▶

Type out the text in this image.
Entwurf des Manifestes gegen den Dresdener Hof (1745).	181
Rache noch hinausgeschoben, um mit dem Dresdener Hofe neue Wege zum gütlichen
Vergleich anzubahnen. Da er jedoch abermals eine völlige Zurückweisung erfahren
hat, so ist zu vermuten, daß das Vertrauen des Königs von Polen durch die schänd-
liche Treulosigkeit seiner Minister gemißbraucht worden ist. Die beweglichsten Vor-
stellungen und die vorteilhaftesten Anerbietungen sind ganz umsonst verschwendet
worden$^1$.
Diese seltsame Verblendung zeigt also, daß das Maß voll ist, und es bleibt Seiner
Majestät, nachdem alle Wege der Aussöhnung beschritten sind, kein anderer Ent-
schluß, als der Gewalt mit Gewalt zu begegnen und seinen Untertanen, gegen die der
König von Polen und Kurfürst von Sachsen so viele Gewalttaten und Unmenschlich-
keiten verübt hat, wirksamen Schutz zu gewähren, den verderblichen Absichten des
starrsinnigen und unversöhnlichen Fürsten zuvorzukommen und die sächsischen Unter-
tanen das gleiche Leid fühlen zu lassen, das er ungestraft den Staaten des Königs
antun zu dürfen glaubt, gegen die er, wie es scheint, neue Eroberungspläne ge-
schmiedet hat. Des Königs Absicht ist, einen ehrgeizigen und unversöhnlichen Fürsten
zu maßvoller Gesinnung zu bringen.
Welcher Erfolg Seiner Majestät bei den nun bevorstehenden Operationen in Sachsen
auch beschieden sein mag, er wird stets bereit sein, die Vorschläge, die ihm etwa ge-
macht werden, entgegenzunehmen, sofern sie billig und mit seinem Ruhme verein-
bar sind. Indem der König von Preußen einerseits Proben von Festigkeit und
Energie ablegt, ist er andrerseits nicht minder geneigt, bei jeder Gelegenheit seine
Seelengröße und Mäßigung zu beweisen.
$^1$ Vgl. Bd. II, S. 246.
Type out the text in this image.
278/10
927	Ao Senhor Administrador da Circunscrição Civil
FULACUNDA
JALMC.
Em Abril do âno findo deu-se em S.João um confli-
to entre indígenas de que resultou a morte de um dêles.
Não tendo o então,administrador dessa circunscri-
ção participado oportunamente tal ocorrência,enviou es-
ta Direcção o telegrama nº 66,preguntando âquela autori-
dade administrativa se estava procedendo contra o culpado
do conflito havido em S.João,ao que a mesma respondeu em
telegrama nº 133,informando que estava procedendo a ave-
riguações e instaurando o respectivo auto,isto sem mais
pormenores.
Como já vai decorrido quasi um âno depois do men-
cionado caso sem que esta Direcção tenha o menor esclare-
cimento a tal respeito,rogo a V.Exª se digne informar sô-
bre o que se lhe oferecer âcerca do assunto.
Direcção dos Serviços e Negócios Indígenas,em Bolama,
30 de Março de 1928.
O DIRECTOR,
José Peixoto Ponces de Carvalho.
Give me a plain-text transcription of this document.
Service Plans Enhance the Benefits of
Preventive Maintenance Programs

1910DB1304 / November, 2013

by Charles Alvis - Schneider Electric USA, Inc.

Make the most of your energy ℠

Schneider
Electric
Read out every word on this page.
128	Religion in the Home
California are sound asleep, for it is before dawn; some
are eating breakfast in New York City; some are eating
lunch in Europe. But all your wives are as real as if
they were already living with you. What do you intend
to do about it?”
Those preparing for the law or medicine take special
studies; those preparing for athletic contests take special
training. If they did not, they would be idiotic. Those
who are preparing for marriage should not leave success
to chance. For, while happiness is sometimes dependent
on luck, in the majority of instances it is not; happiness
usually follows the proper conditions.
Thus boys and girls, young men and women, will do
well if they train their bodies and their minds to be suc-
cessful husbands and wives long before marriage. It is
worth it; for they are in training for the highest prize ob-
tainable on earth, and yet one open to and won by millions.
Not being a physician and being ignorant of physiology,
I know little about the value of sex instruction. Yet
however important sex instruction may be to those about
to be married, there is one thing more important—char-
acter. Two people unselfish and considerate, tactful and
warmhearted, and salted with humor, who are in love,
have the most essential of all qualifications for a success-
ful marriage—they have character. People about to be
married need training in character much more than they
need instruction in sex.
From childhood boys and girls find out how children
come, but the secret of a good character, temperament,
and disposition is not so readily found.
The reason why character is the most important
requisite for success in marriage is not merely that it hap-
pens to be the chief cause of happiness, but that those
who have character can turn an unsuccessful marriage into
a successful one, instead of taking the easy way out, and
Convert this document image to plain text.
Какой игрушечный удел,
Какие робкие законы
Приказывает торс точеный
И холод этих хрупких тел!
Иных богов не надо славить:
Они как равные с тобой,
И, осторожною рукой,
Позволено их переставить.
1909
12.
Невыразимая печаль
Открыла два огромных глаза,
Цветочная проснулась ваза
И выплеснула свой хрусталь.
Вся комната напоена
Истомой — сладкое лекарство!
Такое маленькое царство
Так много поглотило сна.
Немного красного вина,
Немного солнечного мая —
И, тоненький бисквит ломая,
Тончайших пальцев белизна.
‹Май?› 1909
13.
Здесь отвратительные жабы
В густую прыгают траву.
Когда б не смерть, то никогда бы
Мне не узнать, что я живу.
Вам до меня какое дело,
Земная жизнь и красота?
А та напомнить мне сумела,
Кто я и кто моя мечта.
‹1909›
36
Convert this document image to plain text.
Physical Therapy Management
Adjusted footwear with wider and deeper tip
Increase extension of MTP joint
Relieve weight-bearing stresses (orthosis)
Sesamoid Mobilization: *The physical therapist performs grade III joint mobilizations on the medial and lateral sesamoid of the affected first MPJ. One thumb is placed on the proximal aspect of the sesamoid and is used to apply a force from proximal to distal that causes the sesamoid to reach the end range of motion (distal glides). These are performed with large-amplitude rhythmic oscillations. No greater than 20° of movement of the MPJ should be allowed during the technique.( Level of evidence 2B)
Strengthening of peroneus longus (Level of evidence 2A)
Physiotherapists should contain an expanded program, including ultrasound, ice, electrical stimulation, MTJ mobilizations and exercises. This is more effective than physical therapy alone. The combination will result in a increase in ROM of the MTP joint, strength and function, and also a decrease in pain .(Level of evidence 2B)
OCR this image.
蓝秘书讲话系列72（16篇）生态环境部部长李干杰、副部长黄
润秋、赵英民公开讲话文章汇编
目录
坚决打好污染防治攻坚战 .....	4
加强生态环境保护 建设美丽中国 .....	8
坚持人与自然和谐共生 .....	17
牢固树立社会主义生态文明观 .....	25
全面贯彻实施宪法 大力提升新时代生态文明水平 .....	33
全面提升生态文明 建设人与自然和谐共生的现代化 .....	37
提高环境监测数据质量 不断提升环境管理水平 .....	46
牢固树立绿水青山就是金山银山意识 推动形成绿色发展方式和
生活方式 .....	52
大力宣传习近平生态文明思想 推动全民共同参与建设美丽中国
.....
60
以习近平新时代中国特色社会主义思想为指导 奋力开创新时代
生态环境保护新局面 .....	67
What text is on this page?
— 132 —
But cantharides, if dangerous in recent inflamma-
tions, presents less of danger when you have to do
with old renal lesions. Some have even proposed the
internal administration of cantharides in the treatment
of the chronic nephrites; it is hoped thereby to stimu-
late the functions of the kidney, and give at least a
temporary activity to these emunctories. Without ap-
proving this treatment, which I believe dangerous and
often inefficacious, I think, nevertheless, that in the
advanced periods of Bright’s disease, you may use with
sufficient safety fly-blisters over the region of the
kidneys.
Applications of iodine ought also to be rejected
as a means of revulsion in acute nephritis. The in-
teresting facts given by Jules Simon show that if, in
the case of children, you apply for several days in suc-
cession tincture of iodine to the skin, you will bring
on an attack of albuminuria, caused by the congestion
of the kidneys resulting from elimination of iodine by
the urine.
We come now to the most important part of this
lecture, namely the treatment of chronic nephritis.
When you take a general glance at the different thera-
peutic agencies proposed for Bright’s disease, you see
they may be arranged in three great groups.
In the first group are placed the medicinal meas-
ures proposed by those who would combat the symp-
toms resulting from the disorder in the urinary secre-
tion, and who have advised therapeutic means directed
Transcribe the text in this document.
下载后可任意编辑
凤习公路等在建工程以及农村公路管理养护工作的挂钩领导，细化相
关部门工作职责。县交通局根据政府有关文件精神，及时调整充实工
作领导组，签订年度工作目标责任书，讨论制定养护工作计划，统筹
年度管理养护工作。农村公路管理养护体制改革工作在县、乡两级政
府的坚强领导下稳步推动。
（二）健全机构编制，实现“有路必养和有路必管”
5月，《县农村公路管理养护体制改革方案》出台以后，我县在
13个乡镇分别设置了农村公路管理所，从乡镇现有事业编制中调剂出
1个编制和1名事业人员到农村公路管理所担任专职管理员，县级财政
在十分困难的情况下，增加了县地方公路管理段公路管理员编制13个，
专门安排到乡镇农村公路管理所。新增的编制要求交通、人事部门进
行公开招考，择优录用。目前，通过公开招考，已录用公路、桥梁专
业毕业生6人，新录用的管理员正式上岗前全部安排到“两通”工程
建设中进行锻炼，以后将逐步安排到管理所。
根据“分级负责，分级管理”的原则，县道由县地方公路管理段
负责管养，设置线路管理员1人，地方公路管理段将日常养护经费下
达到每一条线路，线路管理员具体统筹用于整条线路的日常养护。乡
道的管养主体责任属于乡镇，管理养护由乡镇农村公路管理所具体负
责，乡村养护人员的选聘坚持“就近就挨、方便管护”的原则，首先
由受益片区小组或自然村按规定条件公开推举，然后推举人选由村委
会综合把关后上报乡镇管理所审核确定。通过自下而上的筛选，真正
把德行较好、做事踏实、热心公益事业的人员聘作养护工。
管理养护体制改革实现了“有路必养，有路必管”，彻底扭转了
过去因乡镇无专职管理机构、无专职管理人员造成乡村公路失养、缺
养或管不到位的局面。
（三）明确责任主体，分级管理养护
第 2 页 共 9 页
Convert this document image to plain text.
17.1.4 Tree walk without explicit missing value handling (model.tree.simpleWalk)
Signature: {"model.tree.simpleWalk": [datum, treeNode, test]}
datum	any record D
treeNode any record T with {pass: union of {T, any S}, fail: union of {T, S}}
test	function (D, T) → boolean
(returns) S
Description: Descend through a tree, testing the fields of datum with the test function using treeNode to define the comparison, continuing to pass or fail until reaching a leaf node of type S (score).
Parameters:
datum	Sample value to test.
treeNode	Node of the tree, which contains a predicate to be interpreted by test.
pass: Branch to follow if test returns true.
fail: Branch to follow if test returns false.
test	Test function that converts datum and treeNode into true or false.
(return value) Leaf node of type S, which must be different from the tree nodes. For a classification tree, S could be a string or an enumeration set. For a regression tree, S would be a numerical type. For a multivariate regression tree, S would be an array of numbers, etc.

◀

### EXERCISE INSTRUCTIONS:
Only lines with the word "telegrama" should be collected from the material.

### FULL SOLUTION:
ta Direcção o telegrama nº 66,preguntando âquela autori-
telegrama nº 133,informando que estava procedendo a ave-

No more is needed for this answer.